INSTRUCTIONS TO FOLLOW => Continue the piece on the Sierra Club's urban sprawl ratings from where it ends.

Recent headlines have piqued the interest of hundreds of other Lennar customers, who now wonder what's percolating beneath the surface of their neighborhood. Also curious is Florida's attorney general, who has subpoenaed records from all Lennar developments dating back to 1980.

The company president says the files weren't always meticulously maintained. That could make it difficult to determine which subdivisions are at risk.

For concerned homeowners, even a small backhoe would be a big help. Lennar should provide them free to anybody brave enough to buy one of its houses.

That way there will be no guesswork or suspense. Once you notice the shrubs blackening or the patio furniture starting to melt, you can dig up the lawn and find out what the heck's buried down there.

Apparently Lennar isn't that eager for you to know. So, at least for this season, it's up to Santa to bring Dad that backhoe—and maybe a lightweight metal detector for Mom, too.

And don't forget the kids. Just imagine the joy on Christmas Day if they woke up to find cute little Geiger counters in their stockings!

Our dream, our nightmare

September 13, 1998

The least startling headline of the last few days: The Sierra Club has rated South Florida one of the most blighted places in the country for unchecked urban sprawl.

Among the major metropolitan areas, Broward County ranks ninth nationally in annihilating of wetlands, farms and forests since 1990.That statistic is surprising only because Broward didn't take first place—imagine eight other regions actually doing a worse job of planning.

Elsewhere in Florida, Tampa ranks 14 and Miami-Dade is 18 on the Sierra list. Nationally, the top spot for runaway urban sprawl is fast-mushrooming Atlanta.

Losing land to development was only one factor considered by the Sierra Club when evaluating the impact of metropolitan expansion. The group also looked at pollution, water consumption, traffic congestion and population.

STUDY MATERIAL =>
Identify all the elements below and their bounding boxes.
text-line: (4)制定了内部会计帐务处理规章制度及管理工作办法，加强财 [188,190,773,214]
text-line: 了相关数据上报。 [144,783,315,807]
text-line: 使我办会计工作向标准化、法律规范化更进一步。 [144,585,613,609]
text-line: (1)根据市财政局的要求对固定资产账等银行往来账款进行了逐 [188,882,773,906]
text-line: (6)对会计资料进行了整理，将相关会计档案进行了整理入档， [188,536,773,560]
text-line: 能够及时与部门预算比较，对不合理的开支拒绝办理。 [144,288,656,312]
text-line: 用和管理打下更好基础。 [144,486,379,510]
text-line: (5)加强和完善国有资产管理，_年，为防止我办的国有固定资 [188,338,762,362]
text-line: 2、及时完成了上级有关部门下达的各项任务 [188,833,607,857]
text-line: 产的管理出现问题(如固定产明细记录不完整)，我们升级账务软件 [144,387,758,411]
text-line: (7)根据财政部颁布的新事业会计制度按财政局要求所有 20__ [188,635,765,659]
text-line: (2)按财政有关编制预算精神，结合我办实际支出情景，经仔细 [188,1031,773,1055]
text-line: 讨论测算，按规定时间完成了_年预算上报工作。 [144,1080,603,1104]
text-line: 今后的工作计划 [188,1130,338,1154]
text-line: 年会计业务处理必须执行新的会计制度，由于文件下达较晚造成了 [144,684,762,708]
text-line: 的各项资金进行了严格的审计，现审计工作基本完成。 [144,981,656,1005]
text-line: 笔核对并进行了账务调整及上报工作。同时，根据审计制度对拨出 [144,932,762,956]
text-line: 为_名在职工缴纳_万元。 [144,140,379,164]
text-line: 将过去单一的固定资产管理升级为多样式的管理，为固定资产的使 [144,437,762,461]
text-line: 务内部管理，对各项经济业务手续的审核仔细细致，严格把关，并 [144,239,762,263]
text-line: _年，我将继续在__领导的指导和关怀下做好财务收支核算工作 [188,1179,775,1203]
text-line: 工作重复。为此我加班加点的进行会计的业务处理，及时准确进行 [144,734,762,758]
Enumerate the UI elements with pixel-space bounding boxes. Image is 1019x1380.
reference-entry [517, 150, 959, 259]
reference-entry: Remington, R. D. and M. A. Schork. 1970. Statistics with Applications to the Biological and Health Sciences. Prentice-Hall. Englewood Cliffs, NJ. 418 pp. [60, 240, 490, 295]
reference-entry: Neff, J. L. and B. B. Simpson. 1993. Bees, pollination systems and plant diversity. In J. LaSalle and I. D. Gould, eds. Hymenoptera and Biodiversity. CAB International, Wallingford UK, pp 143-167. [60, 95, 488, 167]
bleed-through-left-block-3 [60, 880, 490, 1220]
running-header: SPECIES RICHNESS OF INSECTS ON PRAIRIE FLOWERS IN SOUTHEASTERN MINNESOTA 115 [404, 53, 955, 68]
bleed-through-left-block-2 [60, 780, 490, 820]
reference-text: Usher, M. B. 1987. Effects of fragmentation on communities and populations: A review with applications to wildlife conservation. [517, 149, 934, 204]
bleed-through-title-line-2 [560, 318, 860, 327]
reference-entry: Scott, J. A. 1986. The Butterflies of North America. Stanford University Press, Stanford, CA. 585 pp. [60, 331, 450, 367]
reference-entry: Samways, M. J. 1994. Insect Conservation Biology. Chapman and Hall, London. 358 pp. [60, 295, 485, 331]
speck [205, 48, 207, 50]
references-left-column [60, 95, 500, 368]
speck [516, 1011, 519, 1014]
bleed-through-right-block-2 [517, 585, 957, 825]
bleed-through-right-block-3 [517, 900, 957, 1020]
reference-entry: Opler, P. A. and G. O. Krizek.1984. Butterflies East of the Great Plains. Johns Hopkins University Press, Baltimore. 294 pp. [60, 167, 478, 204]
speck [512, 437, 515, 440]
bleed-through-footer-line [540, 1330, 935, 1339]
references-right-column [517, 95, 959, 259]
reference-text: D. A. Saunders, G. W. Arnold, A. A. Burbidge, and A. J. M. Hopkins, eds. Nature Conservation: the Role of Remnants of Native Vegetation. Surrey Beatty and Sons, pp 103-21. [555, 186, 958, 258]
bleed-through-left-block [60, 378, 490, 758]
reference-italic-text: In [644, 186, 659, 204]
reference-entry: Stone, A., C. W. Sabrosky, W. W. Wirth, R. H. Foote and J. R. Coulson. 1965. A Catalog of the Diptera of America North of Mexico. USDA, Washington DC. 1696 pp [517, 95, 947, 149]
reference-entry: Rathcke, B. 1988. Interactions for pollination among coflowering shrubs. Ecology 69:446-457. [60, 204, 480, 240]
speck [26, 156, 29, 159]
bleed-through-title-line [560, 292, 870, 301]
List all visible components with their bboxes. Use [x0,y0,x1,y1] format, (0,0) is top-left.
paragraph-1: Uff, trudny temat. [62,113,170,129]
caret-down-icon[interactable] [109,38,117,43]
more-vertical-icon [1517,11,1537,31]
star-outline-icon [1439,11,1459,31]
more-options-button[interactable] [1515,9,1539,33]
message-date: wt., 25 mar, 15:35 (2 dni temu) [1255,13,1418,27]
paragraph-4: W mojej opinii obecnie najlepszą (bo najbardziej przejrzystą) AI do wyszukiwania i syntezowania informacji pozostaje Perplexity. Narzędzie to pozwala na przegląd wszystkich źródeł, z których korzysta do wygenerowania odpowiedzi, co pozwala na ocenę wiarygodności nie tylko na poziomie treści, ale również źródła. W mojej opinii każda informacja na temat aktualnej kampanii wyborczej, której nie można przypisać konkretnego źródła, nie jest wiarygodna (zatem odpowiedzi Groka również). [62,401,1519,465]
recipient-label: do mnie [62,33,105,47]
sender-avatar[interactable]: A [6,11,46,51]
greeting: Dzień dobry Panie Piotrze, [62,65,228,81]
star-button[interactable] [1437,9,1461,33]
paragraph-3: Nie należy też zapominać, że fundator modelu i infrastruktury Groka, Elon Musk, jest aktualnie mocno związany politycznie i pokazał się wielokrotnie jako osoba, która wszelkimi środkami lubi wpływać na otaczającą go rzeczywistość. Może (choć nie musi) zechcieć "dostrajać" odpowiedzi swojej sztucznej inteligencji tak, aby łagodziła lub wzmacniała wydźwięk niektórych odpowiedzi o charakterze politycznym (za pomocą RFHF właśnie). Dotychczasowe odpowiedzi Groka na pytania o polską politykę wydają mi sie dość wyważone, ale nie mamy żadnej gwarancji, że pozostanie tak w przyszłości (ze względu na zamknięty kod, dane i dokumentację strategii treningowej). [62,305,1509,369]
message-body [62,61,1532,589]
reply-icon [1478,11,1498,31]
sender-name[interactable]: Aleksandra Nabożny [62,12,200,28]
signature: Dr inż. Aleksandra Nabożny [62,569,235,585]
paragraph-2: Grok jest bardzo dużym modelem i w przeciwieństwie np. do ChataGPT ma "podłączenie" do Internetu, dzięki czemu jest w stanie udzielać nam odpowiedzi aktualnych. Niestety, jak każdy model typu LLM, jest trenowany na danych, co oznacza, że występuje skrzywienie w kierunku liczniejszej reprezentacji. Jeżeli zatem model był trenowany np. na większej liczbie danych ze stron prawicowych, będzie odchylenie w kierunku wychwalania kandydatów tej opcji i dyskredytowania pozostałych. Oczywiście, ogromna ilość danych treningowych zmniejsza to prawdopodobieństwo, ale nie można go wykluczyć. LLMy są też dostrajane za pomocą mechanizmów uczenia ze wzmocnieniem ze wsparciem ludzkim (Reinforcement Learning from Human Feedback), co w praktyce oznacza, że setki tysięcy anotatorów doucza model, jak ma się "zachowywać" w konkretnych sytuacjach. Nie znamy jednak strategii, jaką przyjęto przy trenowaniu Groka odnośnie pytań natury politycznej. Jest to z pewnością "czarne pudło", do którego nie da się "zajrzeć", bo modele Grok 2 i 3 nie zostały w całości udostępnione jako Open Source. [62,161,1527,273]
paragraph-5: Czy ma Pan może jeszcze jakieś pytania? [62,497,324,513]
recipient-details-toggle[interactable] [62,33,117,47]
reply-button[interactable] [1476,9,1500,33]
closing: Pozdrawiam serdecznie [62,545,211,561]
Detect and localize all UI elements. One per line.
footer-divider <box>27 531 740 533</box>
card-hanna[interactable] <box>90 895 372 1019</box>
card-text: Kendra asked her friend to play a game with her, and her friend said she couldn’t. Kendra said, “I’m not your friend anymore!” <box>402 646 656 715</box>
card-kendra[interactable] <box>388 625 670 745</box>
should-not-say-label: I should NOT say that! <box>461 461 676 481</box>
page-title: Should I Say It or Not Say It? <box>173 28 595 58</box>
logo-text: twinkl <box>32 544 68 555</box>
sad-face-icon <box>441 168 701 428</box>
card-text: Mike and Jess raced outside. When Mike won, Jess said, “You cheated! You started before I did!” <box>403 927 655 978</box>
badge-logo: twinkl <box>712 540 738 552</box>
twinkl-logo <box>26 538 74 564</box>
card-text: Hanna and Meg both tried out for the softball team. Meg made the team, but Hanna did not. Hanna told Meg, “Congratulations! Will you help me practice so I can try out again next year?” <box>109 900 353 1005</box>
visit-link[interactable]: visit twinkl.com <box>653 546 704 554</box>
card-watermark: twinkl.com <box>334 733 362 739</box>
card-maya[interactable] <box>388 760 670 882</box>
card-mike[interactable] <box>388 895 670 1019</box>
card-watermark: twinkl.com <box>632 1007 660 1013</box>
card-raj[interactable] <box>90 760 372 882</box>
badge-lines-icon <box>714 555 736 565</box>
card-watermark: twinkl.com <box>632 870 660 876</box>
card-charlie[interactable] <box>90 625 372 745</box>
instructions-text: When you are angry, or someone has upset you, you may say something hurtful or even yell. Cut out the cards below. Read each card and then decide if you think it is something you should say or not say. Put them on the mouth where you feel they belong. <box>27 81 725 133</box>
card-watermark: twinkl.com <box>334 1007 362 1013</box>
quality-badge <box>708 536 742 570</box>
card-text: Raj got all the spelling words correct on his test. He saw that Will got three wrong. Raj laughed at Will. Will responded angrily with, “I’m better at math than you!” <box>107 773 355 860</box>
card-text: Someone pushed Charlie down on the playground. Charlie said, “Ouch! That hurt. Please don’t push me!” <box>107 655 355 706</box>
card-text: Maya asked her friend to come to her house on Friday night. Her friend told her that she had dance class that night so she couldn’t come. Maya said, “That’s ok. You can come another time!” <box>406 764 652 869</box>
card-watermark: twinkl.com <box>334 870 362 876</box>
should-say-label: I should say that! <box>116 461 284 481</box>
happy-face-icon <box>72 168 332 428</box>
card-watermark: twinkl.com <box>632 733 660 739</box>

RESPONSE =>
The critical yardstick is density, the ratio of people to land mass, and few places are as densely packed as South Florida. Nowhere is the ugliness more evident than southwestern Broward, where a drive along I-75 reveals little but rooftops, as far as the eye can see.

If the torrid pace of paving continues, Pembroke Pines, Coral Springs and other hot spots will eventually make Hialeah look like the Garden of Eden.

According to census data and University of Florida economic research, by 1997 Miami-Dade's population added up to 2,070,473 people living in an area of 2,109 square miles—or about 982 persons per square mile.

By contrast, Broward had 1,439,663 residents living within a much smaller area, 1,220 square miles. That works out to a nerve-jangling 1,180 persons per square mile, the human equivalent of living in a beehive.

The true elbow-to-elbow density of both counties is actually higher, when you eliminate their vast, unpopulated Everglades acreage.

Only one place in the state is more statistically overchoked: Pinellas County, the St. Petersburg/Clearwarer area, where more than 2,700 people are shoehorned into every square mile. If they were rats, they'd probably be gnawing each others' limbs off.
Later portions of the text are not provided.